■ DATASET CONTENT ■
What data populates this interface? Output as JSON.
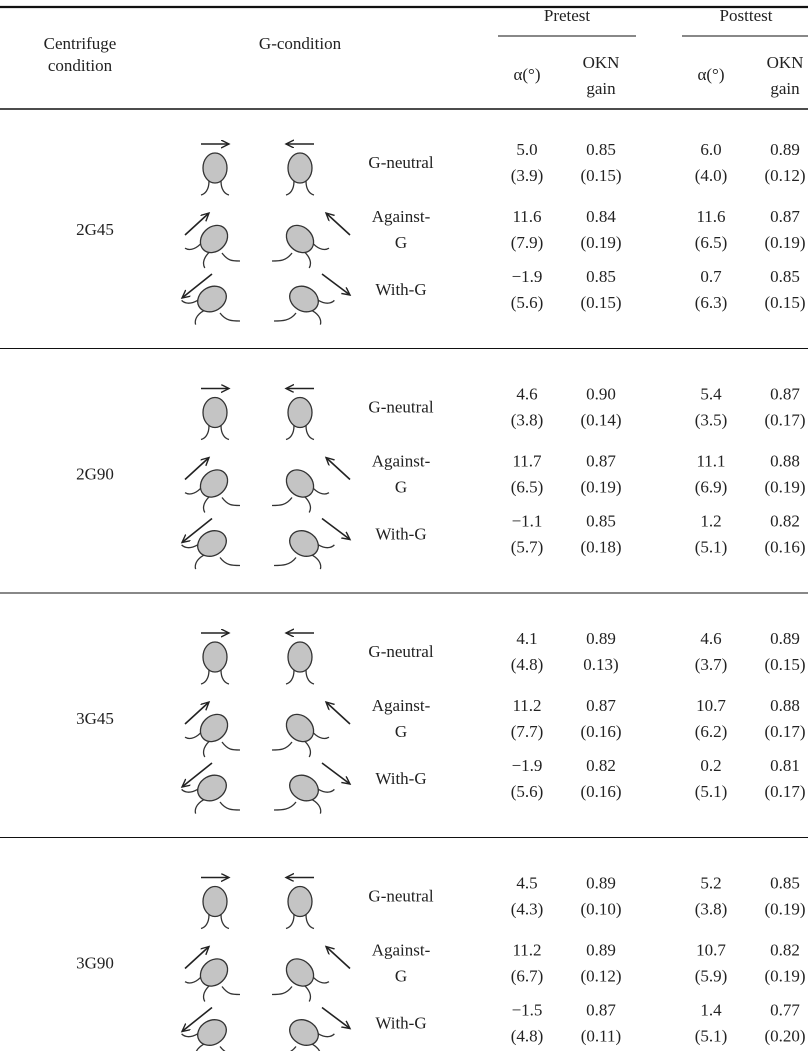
{
  "header": {
    "centrifuge_condition": [
      "Centrifuge",
      "condition"
    ],
    "g_condition": "G-condition",
    "pretest": "Pretest",
    "posttest": "Posttest",
    "subheaders": [
      {
        "alpha": "α(°)",
        "okn": [
          "OKN",
          "gain"
        ]
      },
      {
        "alpha": "α(°)",
        "okn": [
          "OKN",
          "gain"
        ]
      }
    ]
  },
  "groups": [
    {
      "condition": "2G45",
      "rows": [
        {
          "g": [
            "G-neutral"
          ],
          "cells": [
            [
              "5.0",
              "(3.9)"
            ],
            [
              "0.85",
              "(0.15)"
            ],
            [
              "6.0",
              "(4.0)"
            ],
            [
              "0.89",
              "(0.12)"
            ]
          ]
        },
        {
          "g": [
            "Against-",
            "G"
          ],
          "cells": [
            [
              "11.6",
              "(7.9)"
            ],
            [
              "0.84",
              "(0.19)"
            ],
            [
              "11.6",
              "(6.5)"
            ],
            [
              "0.87",
              "(0.19)"
            ]
          ]
        },
        {
          "g": [
            "With-G"
          ],
          "cells": [
            [
              "−1.9",
              "(5.6)"
            ],
            [
              "0.85",
              "(0.15)"
            ],
            [
              "0.7",
              "(6.3)"
            ],
            [
              "0.85",
              "(0.15)"
            ]
          ]
        }
      ]
    },
    {
      "condition": "2G90",
      "rows": [
        {
          "g": [
            "G-neutral"
          ],
          "cells": [
            [
              "4.6",
              "(3.8)"
            ],
            [
              "0.90",
              "(0.14)"
            ],
            [
              "5.4",
              "(3.5)"
            ],
            [
              "0.87",
              "(0.17)"
            ]
          ]
        },
        {
          "g": [
            "Against-",
            "G"
          ],
          "cells": [
            [
              "11.7",
              "(6.5)"
            ],
            [
              "0.87",
              "(0.19)"
            ],
            [
              "11.1",
              "(6.9)"
            ],
            [
              "0.88",
              "(0.19)"
            ]
          ]
        },
        {
          "g": [
            "With-G"
          ],
          "cells": [
            [
              "−1.1",
              "(5.7)"
            ],
            [
              "0.85",
              "(0.18)"
            ],
            [
              "1.2",
              "(5.1)"
            ],
            [
              "0.82",
              "(0.16)"
            ]
          ]
        }
      ]
    },
    {
      "condition": "3G45",
      "rows": [
        {
          "g": [
            "G-neutral"
          ],
          "cells": [
            [
              "4.1",
              "(4.8)"
            ],
            [
              "0.89",
              "0.13)"
            ],
            [
              "4.6",
              "(3.7)"
            ],
            [
              "0.89",
              "(0.15)"
            ]
          ]
        },
        {
          "g": [
            "Against-",
            "G"
          ],
          "cells": [
            [
              "11.2",
              "(7.7)"
            ],
            [
              "0.87",
              "(0.16)"
            ],
            [
              "10.7",
              "(6.2)"
            ],
            [
              "0.88",
              "(0.17)"
            ]
          ]
        },
        {
          "g": [
            "With-G"
          ],
          "cells": [
            [
              "−1.9",
              "(5.6)"
            ],
            [
              "0.82",
              "(0.16)"
            ],
            [
              "0.2",
              "(5.1)"
            ],
            [
              "0.81",
              "(0.17)"
            ]
          ]
        }
      ]
    },
    {
      "condition": "3G90",
      "rows": [
        {
          "g": [
            "G-neutral"
          ],
          "cells": [
            [
              "4.5",
              "(4.3)"
            ],
            [
              "0.89",
              "(0.10)"
            ],
            [
              "5.2",
              "(3.8)"
            ],
            [
              "0.85",
              "(0.19)"
            ]
          ]
        },
        {
          "g": [
            "Against-",
            "G"
          ],
          "cells": [
            [
              "11.2",
              "(6.7)"
            ],
            [
              "0.89",
              "(0.12)"
            ],
            [
              "10.7",
              "(5.9)"
            ],
            [
              "0.82",
              "(0.19)"
            ]
          ]
        },
        {
          "g": [
            "With-G"
          ],
          "cells": [
            [
              "−1.5",
              "(4.8)"
            ],
            [
              "0.87",
              "(0.11)"
            ],
            [
              "1.4",
              "(5.1)"
            ],
            [
              "0.77",
              "(0.20)"
            ]
          ]
        }
      ]
    }
  ]
}
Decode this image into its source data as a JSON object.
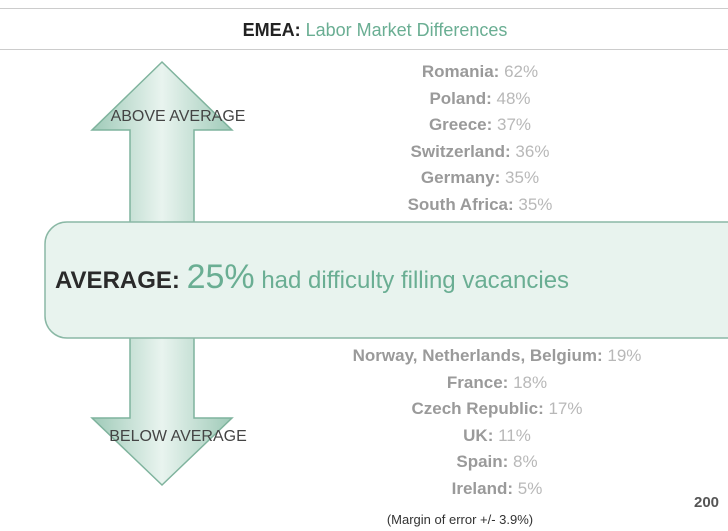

■ GIVEN EXERCISE ■
The material above holds pictures; copy everything else in it exactly.

■ RESPONSE TO THE TASK ■
What data populates this interface? Output as JSON.
{
  "header": {
    "centrifuge_condition": [
      "Centrifuge",
      "condition"
    ],
    "g_condition": "G-condition",
    "pretest": "Pretest",
    "posttest": "Posttest",
    "subheaders": [
      {
        "alpha": "α(°)",
        "okn": [
          "OKN",
          "gain"
        ]
      },
      {
        "alpha": "α(°)",
        "okn": [
          "OKN",
          "gain"
        ]
      }
    ]
  },
  "groups": [
    {
      "condition": "2G45",
      "rows": [
        {
          "g": [
            "G-neutral"
          ],
          "cells": [
            [
              "5.0",
              "(3.9)"
            ],
            [
              "0.85",
              "(0.15)"
            ],
            [
              "6.0",
              "(4.0)"
            ],
            [
              "0.89",
              "(0.12)"
            ]
          ]
        },
        {
          "g": [
            "Against-",
            "G"
          ],
          "cells": [
            [
              "11.6",
              "(7.9)"
            ],
            [
              "0.84",
              "(0.19)"
            ],
            [
              "11.6",
              "(6.5)"
            ],
            [
              "0.87",
              "(0.19)"
            ]
          ]
        },
        {
          "g": [
            "With-G"
          ],
          "cells": [
            [
              "−1.9",
              "(5.6)"
            ],
            [
              "0.85",
              "(0.15)"
            ],
            [
              "0.7",
              "(6.3)"
            ],
            [
              "0.85",
              "(0.15)"
            ]
          ]
        }
      ]
    },
    {
      "condition": "2G90",
      "rows": [
        {
          "g": [
            "G-neutral"
          ],
          "cells": [
            [
              "4.6",
              "(3.8)"
            ],
            [
              "0.90",
              "(0.14)"
            ],
            [
              "5.4",
              "(3.5)"
            ],
            [
              "0.87",
              "(0.17)"
            ]
          ]
        },
        {
          "g": [
            "Against-",
            "G"
          ],
          "cells": [
            [
              "11.7",
              "(6.5)"
            ],
            [
              "0.87",
              "(0.19)"
            ],
            [
              "11.1",
              "(6.9)"
            ],
            [
              "0.88",
              "(0.19)"
            ]
          ]
        },
        {
          "g": [
            "With-G"
          ],
          "cells": [
            [
              "−1.1",
              "(5.7)"
            ],
            [
              "0.85",
              "(0.18)"
            ],
            [
              "1.2",
              "(5.1)"
            ],
            [
              "0.82",
              "(0.16)"
            ]
          ]
        }
      ]
    },
    {
      "condition": "3G45",
      "rows": [
        {
          "g": [
            "G-neutral"
          ],
          "cells": [
            [
              "4.1",
              "(4.8)"
            ],
            [
              "0.89",
              "0.13)"
            ],
            [
              "4.6",
              "(3.7)"
            ],
            [
              "0.89",
              "(0.15)"
            ]
          ]
        },
        {
          "g": [
            "Against-",
            "G"
          ],
          "cells": [
            [
              "11.2",
              "(7.7)"
            ],
            [
              "0.87",
              "(0.16)"
            ],
            [
              "10.7",
              "(6.2)"
            ],
            [
              "0.88",
              "(0.17)"
            ]
          ]
        },
        {
          "g": [
            "With-G"
          ],
          "cells": [
            [
              "−1.9",
              "(5.6)"
            ],
            [
              "0.82",
              "(0.16)"
            ],
            [
              "0.2",
              "(5.1)"
            ],
            [
              "0.81",
              "(0.17)"
            ]
          ]
        }
      ]
    },
    {
      "condition": "3G90",
      "rows": [
        {
          "g": [
            "G-neutral"
          ],
          "cells": [
            [
              "4.5",
              "(4.3)"
            ],
            [
              "0.89",
              "(0.10)"
            ],
            [
              "5.2",
              "(3.8)"
            ],
            [
              "0.85",
              "(0.19)"
            ]
          ]
        },
        {
          "g": [
            "Against-",
            "G"
          ],
          "cells": [
            [
              "11.2",
              "(6.7)"
            ],
            [
              "0.89",
              "(0.12)"
            ],
            [
              "10.7",
              "(5.9)"
            ],
            [
              "0.82",
              "(0.19)"
            ]
          ]
        },
        {
          "g": [
            "With-G"
          ],
          "cells": [
            [
              "−1.5",
              "(4.8)"
            ],
            [
              "0.87",
              "(0.11)"
            ],
            [
              "1.4",
              "(5.1)"
            ],
            [
              "0.77",
              "(0.20)"
            ]
          ]
        }
      ]
    }
  ]
}
Decode this image into its source data as a JSON object.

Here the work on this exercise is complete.